Source data
╭──

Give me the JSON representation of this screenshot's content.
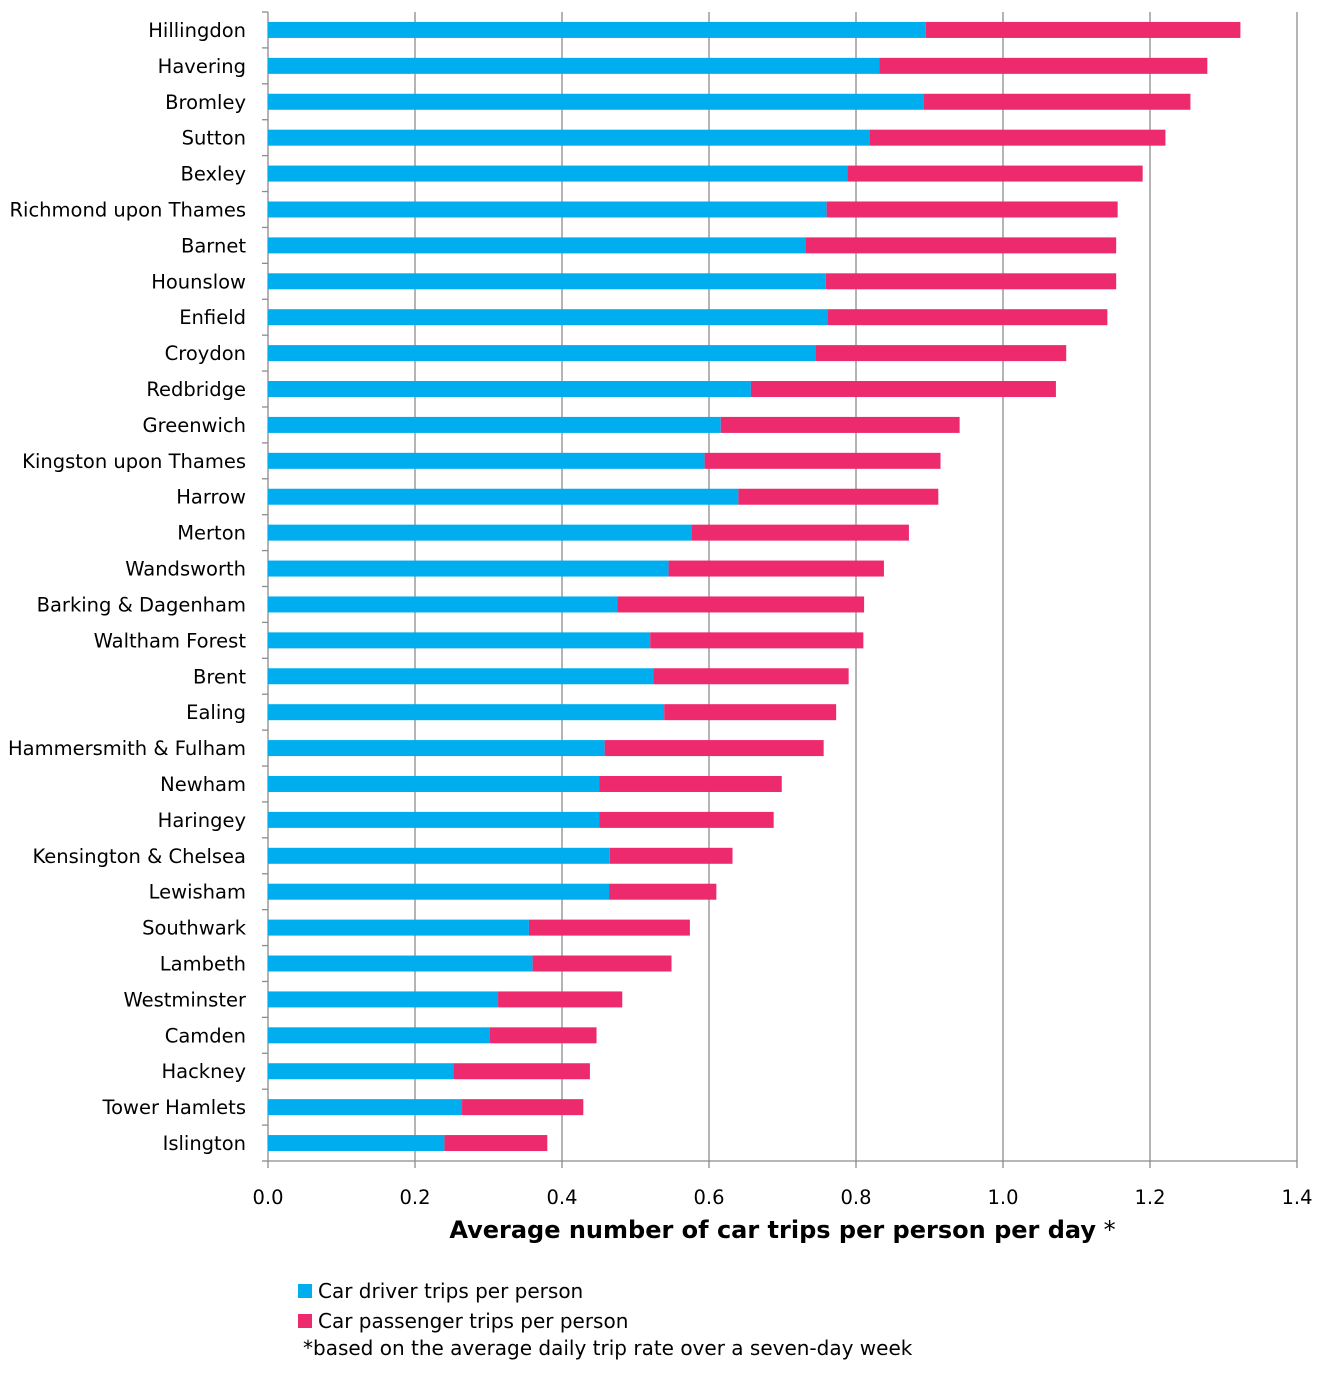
{
  "chart_data": {
    "type": "bar",
    "orientation": "horizontal",
    "stacked": true,
    "categories": [
      "Hillingdon",
      "Havering",
      "Bromley",
      "Sutton",
      "Bexley",
      "Richmond upon Thames",
      "Barnet",
      "Hounslow",
      "Enfield",
      "Croydon",
      "Redbridge",
      "Greenwich",
      "Kingston upon Thames",
      "Harrow",
      "Merton",
      "Wandsworth",
      "Barking & Dagenham",
      "Waltham Forest",
      "Brent",
      "Ealing",
      "Hammersmith & Fulham",
      "Newham",
      "Haringey",
      "Kensington & Chelsea",
      "Lewisham",
      "Southwark",
      "Lambeth",
      "Westminster",
      "Camden",
      "Hackney",
      "Tower Hamlets",
      "Islington"
    ],
    "series": [
      {
        "name": "Car driver trips per person",
        "color": "#00AEEF",
        "values": [
          0.895,
          0.832,
          0.892,
          0.818,
          0.788,
          0.76,
          0.731,
          0.759,
          0.761,
          0.745,
          0.657,
          0.616,
          0.594,
          0.64,
          0.576,
          0.545,
          0.475,
          0.52,
          0.524,
          0.539,
          0.458,
          0.451,
          0.451,
          0.465,
          0.464,
          0.355,
          0.36,
          0.313,
          0.302,
          0.252,
          0.264,
          0.24
        ]
      },
      {
        "name": "Car passenger trips per person",
        "color": "#EE2A6E",
        "values": [
          0.428,
          0.446,
          0.363,
          0.403,
          0.402,
          0.396,
          0.423,
          0.395,
          0.381,
          0.341,
          0.415,
          0.325,
          0.321,
          0.272,
          0.296,
          0.293,
          0.336,
          0.29,
          0.266,
          0.234,
          0.298,
          0.248,
          0.237,
          0.167,
          0.146,
          0.219,
          0.189,
          0.169,
          0.145,
          0.186,
          0.165,
          0.14
        ]
      }
    ],
    "xlim": [
      0,
      1.4
    ],
    "xticks": [
      "0.0",
      "0.2",
      "0.4",
      "0.6",
      "0.8",
      "1.0",
      "1.2",
      "1.4"
    ],
    "xlabel": "Average number of car trips per person per day",
    "xlabel_suffix": " *",
    "footnote": "*based on the average daily trip rate over a seven-day week",
    "grid": "vertical",
    "legend": "bottom"
  }
}
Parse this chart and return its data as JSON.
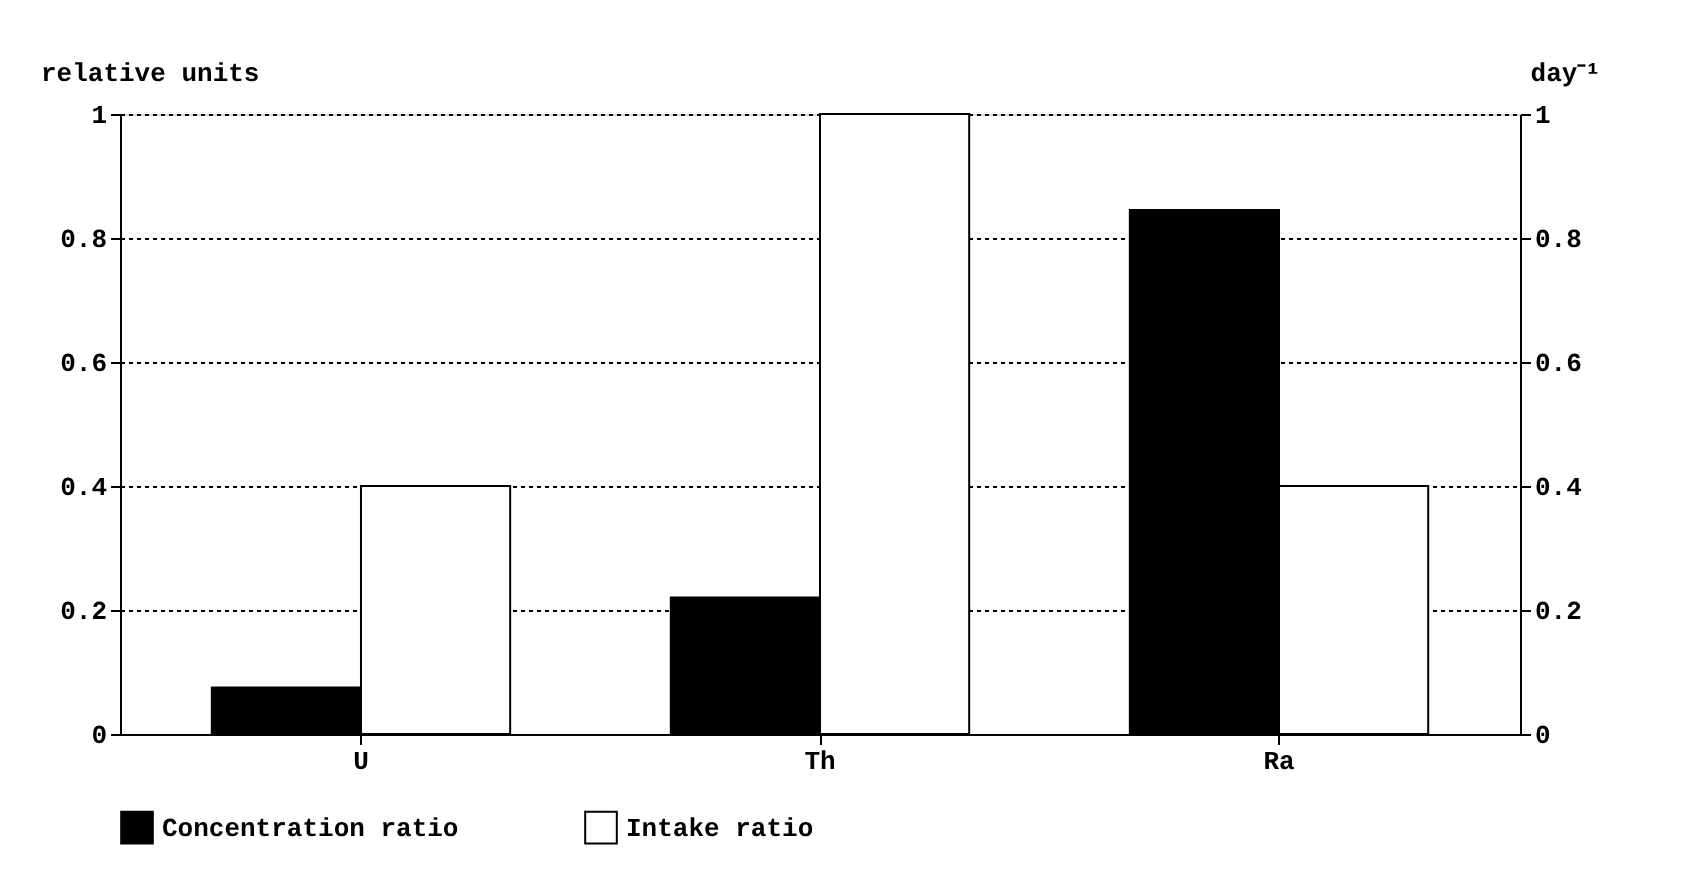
{
  "chart_data": {
    "type": "bar",
    "categories": [
      "U",
      "Th",
      "Ra"
    ],
    "ylabel": "relative units",
    "y2label": "day⁻¹",
    "ylim": [
      0,
      1
    ],
    "yticks": [
      0,
      0.2,
      0.4,
      0.6,
      0.8,
      1
    ],
    "y2lim": [
      0,
      1
    ],
    "y2ticks": [
      0,
      0.2,
      0.4,
      0.6,
      0.8,
      1
    ],
    "grid": "y",
    "legend": "bottom",
    "series": [
      {
        "name": "Concentration ratio",
        "color": "#000000",
        "values": [
          0.075,
          0.22,
          0.845
        ]
      },
      {
        "name": "Intake ratio",
        "color": "#ffffff",
        "axis": "y2",
        "values": [
          0.4,
          1.0,
          0.4
        ]
      }
    ]
  }
}
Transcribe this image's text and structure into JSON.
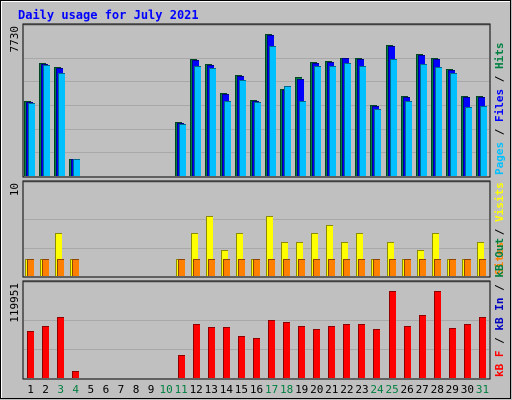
{
  "chart_data": {
    "type": "bar",
    "title": "Daily usage for July 2021",
    "days": [
      "1",
      "2",
      "3",
      "4",
      "5",
      "6",
      "7",
      "8",
      "9",
      "10",
      "11",
      "12",
      "13",
      "14",
      "15",
      "16",
      "17",
      "18",
      "19",
      "20",
      "21",
      "22",
      "23",
      "24",
      "25",
      "26",
      "27",
      "28",
      "29",
      "30",
      "31"
    ],
    "weekend_days": [
      "3",
      "4",
      "10",
      "11",
      "17",
      "18",
      "24",
      "25",
      "31"
    ],
    "panels": [
      {
        "name": "hits-files-pages",
        "ymax_label": "7730",
        "ymax": 7730,
        "legend": [
          "Pages",
          "Files",
          "Hits"
        ],
        "series": [
          {
            "name": "Hits",
            "color": "#008040",
            "values": [
              4100,
              6150,
              5950,
              900,
              0,
              0,
              0,
              0,
              0,
              0,
              2950,
              6350,
              6100,
              4500,
              5500,
              4150,
              7750,
              4750,
              5400,
              6200,
              6250,
              6450,
              6400,
              3850,
              7150,
              4350,
              6650,
              6400,
              5800,
              4350,
              4350
            ]
          },
          {
            "name": "Files",
            "color": "#0000ff",
            "values": [
              4050,
              6100,
              5900,
              900,
              0,
              0,
              0,
              0,
              0,
              0,
              2900,
              6300,
              6050,
              4450,
              5450,
              4100,
              7700,
              4700,
              5300,
              6150,
              6200,
              6400,
              6350,
              3800,
              7100,
              4300,
              6600,
              6350,
              5750,
              4300,
              4300
            ]
          },
          {
            "name": "Pages",
            "color": "#00c0ff",
            "values": [
              4000,
              6050,
              5600,
              900,
              0,
              0,
              0,
              0,
              0,
              0,
              2850,
              6000,
              5900,
              4100,
              5200,
              4050,
              7050,
              4900,
              4100,
              6000,
              6000,
              6150,
              6000,
              3650,
              6350,
              4100,
              6100,
              5950,
              5600,
              3750,
              3800
            ]
          }
        ]
      },
      {
        "name": "visits-sites",
        "ymax_label": "10",
        "ymax": 10,
        "legend": [
          "Sites",
          "Visits"
        ],
        "series": [
          {
            "name": "Visits",
            "color": "#ffff00",
            "values": [
              2,
              2,
              5,
              2,
              0,
              0,
              0,
              0,
              0,
              0,
              2,
              5,
              7,
              3,
              5,
              2,
              7,
              4,
              4,
              5,
              6,
              4,
              5,
              2,
              4,
              2,
              3,
              5,
              2,
              2,
              4
            ]
          },
          {
            "name": "Sites",
            "color": "#ff8000",
            "values": [
              2,
              2,
              2,
              2,
              0,
              0,
              0,
              0,
              0,
              0,
              2,
              2,
              2,
              2,
              2,
              2,
              2,
              2,
              2,
              2,
              2,
              2,
              2,
              2,
              2,
              2,
              2,
              2,
              2,
              2,
              2
            ]
          }
        ]
      },
      {
        "name": "kbytes",
        "ymax_label": "119951",
        "ymax": 119951,
        "legend": [
          "kB F",
          "kB In",
          "kB Out"
        ],
        "series": [
          {
            "name": "kB F",
            "color": "#ff0000",
            "values": [
              65000,
              72000,
              84000,
              10000,
              0,
              0,
              0,
              0,
              0,
              0,
              32000,
              75000,
              71000,
              71000,
              58000,
              55000,
              80000,
              77000,
              72000,
              68000,
              72000,
              74000,
              74000,
              68000,
              120000,
              72000,
              87000,
              120000,
              69000,
              74000,
              84000
            ]
          }
        ]
      }
    ]
  }
}
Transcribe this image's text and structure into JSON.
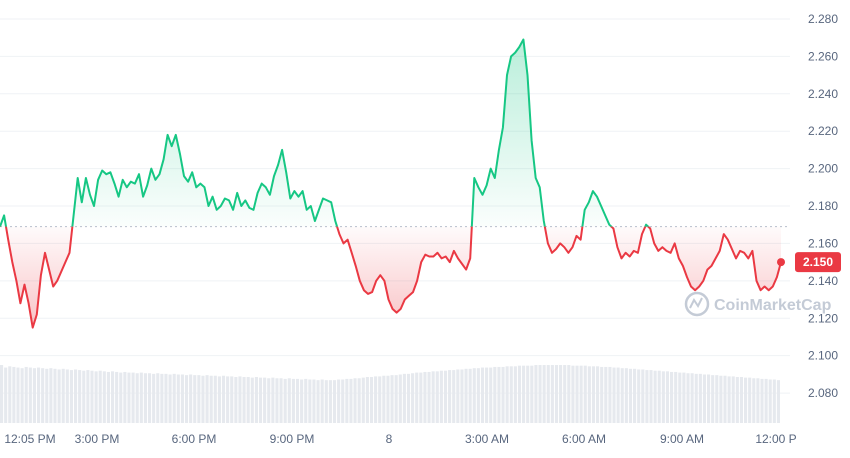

╰──

# YOUR OBJECTIVE:
Exactly as written, return every line of the listing, but not the pictures.

# EXERCISE RESULT:
Give me the JSON representation of this screenshot's content.
{
  "chart_data": {
    "type": "bar",
    "orientation": "horizontal",
    "stacked": true,
    "categories": [
      "Hillingdon",
      "Havering",
      "Bromley",
      "Sutton",
      "Bexley",
      "Richmond upon Thames",
      "Barnet",
      "Hounslow",
      "Enfield",
      "Croydon",
      "Redbridge",
      "Greenwich",
      "Kingston upon Thames",
      "Harrow",
      "Merton",
      "Wandsworth",
      "Barking & Dagenham",
      "Waltham Forest",
      "Brent",
      "Ealing",
      "Hammersmith & Fulham",
      "Newham",
      "Haringey",
      "Kensington & Chelsea",
      "Lewisham",
      "Southwark",
      "Lambeth",
      "Westminster",
      "Camden",
      "Hackney",
      "Tower Hamlets",
      "Islington"
    ],
    "series": [
      {
        "name": "Car driver trips per person",
        "color": "#00AEEF",
        "values": [
          0.895,
          0.832,
          0.892,
          0.818,
          0.788,
          0.76,
          0.731,
          0.759,
          0.761,
          0.745,
          0.657,
          0.616,
          0.594,
          0.64,
          0.576,
          0.545,
          0.475,
          0.52,
          0.524,
          0.539,
          0.458,
          0.451,
          0.451,
          0.465,
          0.464,
          0.355,
          0.36,
          0.313,
          0.302,
          0.252,
          0.264,
          0.24
        ]
      },
      {
        "name": "Car passenger trips per person",
        "color": "#EE2A6E",
        "values": [
          0.428,
          0.446,
          0.363,
          0.403,
          0.402,
          0.396,
          0.423,
          0.395,
          0.381,
          0.341,
          0.415,
          0.325,
          0.321,
          0.272,
          0.296,
          0.293,
          0.336,
          0.29,
          0.266,
          0.234,
          0.298,
          0.248,
          0.237,
          0.167,
          0.146,
          0.219,
          0.189,
          0.169,
          0.145,
          0.186,
          0.165,
          0.14
        ]
      }
    ],
    "xlim": [
      0,
      1.4
    ],
    "xticks": [
      "0.0",
      "0.2",
      "0.4",
      "0.6",
      "0.8",
      "1.0",
      "1.2",
      "1.4"
    ],
    "xlabel": "Average number of car trips per person per day",
    "xlabel_suffix": " *",
    "footnote": "*based on the average daily trip rate over a seven-day week",
    "grid": "vertical",
    "legend": "bottom"
  }
}
Parse this chart and return its data as JSON.
{
  "chart_data": {
    "type": "bar",
    "categories": [
      "U",
      "Th",
      "Ra"
    ],
    "ylabel": "relative units",
    "y2label": "day⁻¹",
    "ylim": [
      0,
      1
    ],
    "yticks": [
      0,
      0.2,
      0.4,
      0.6,
      0.8,
      1
    ],
    "y2lim": [
      0,
      1
    ],
    "y2ticks": [
      0,
      0.2,
      0.4,
      0.6,
      0.8,
      1
    ],
    "grid": "y",
    "legend": "bottom",
    "series": [
      {
        "name": "Concentration ratio",
        "color": "#000000",
        "values": [
          0.075,
          0.22,
          0.845
        ]
      },
      {
        "name": "Intake ratio",
        "color": "#ffffff",
        "axis": "y2",
        "values": [
          0.4,
          1.0,
          0.4
        ]
      }
    ]
  }
}
Transcribe this image's text and structure into JSON.
{
  "chart_data": {
    "type": "bar",
    "title": "Daily usage for July 2021",
    "days": [
      "1",
      "2",
      "3",
      "4",
      "5",
      "6",
      "7",
      "8",
      "9",
      "10",
      "11",
      "12",
      "13",
      "14",
      "15",
      "16",
      "17",
      "18",
      "19",
      "20",
      "21",
      "22",
      "23",
      "24",
      "25",
      "26",
      "27",
      "28",
      "29",
      "30",
      "31"
    ],
    "weekend_days": [
      "3",
      "4",
      "10",
      "11",
      "17",
      "18",
      "24",
      "25",
      "31"
    ],
    "panels": [
      {
        "name": "hits-files-pages",
        "ymax_label": "7730",
        "ymax": 7730,
        "legend": [
          "Pages",
          "Files",
          "Hits"
        ],
        "series": [
          {
            "name": "Hits",
            "color": "#008040",
            "values": [
              4100,
              6150,
              5950,
              900,
              0,
              0,
              0,
              0,
              0,
              0,
              2950,
              6350,
              6100,
              4500,
              5500,
              4150,
              7750,
              4750,
              5400,
              6200,
              6250,
              6450,
              6400,
              3850,
              7150,
              4350,
              6650,
              6400,
              5800,
              4350,
              4350
            ]
          },
          {
            "name": "Files",
            "color": "#0000ff",
            "values": [
              4050,
              6100,
              5900,
              900,
              0,
              0,
              0,
              0,
              0,
              0,
              2900,
              6300,
              6050,
              4450,
              5450,
              4100,
              7700,
              4700,
              5300,
              6150,
              6200,
              6400,
              6350,
              3800,
              7100,
              4300,
              6600,
              6350,
              5750,
              4300,
              4300
            ]
          },
          {
            "name": "Pages",
            "color": "#00c0ff",
            "values": [
              4000,
              6050,
              5600,
              900,
              0,
              0,
              0,
              0,
              0,
              0,
              2850,
              6000,
              5900,
              4100,
              5200,
              4050,
              7050,
              4900,
              4100,
              6000,
              6000,
              6150,
              6000,
              3650,
              6350,
              4100,
              6100,
              5950,
              5600,
              3750,
              3800
            ]
          }
        ]
      },
      {
        "name": "visits-sites",
        "ymax_label": "10",
        "ymax": 10,
        "legend": [
          "Sites",
          "Visits"
        ],
        "series": [
          {
            "name": "Visits",
            "color": "#ffff00",
            "values": [
              2,
              2,
              5,
              2,
              0,
              0,
              0,
              0,
              0,
              0,
              2,
              5,
              7,
              3,
              5,
              2,
              7,
              4,
              4,
              5,
              6,
              4,
              5,
              2,
              4,
              2,
              3,
              5,
              2,
              2,
              4
            ]
          },
          {
            "name": "Sites",
            "color": "#ff8000",
            "values": [
              2,
              2,
              2,
              2,
              0,
              0,
              0,
              0,
              0,
              0,
              2,
              2,
              2,
              2,
              2,
              2,
              2,
              2,
              2,
              2,
              2,
              2,
              2,
              2,
              2,
              2,
              2,
              2,
              2,
              2,
              2
            ]
          }
        ]
      },
      {
        "name": "kbytes",
        "ymax_label": "119951",
        "ymax": 119951,
        "legend": [
          "kB F",
          "kB In",
          "kB Out"
        ],
        "series": [
          {
            "name": "kB F",
            "color": "#ff0000",
            "values": [
              65000,
              72000,
              84000,
              10000,
              0,
              0,
              0,
              0,
              0,
              0,
              32000,
              75000,
              71000,
              71000,
              58000,
              55000,
              80000,
              77000,
              72000,
              68000,
              72000,
              74000,
              74000,
              68000,
              120000,
              72000,
              87000,
              120000,
              69000,
              74000,
              84000
            ]
          }
        ]
      }
    ]
  }
}
Transcribe this image's text and structure into JSON.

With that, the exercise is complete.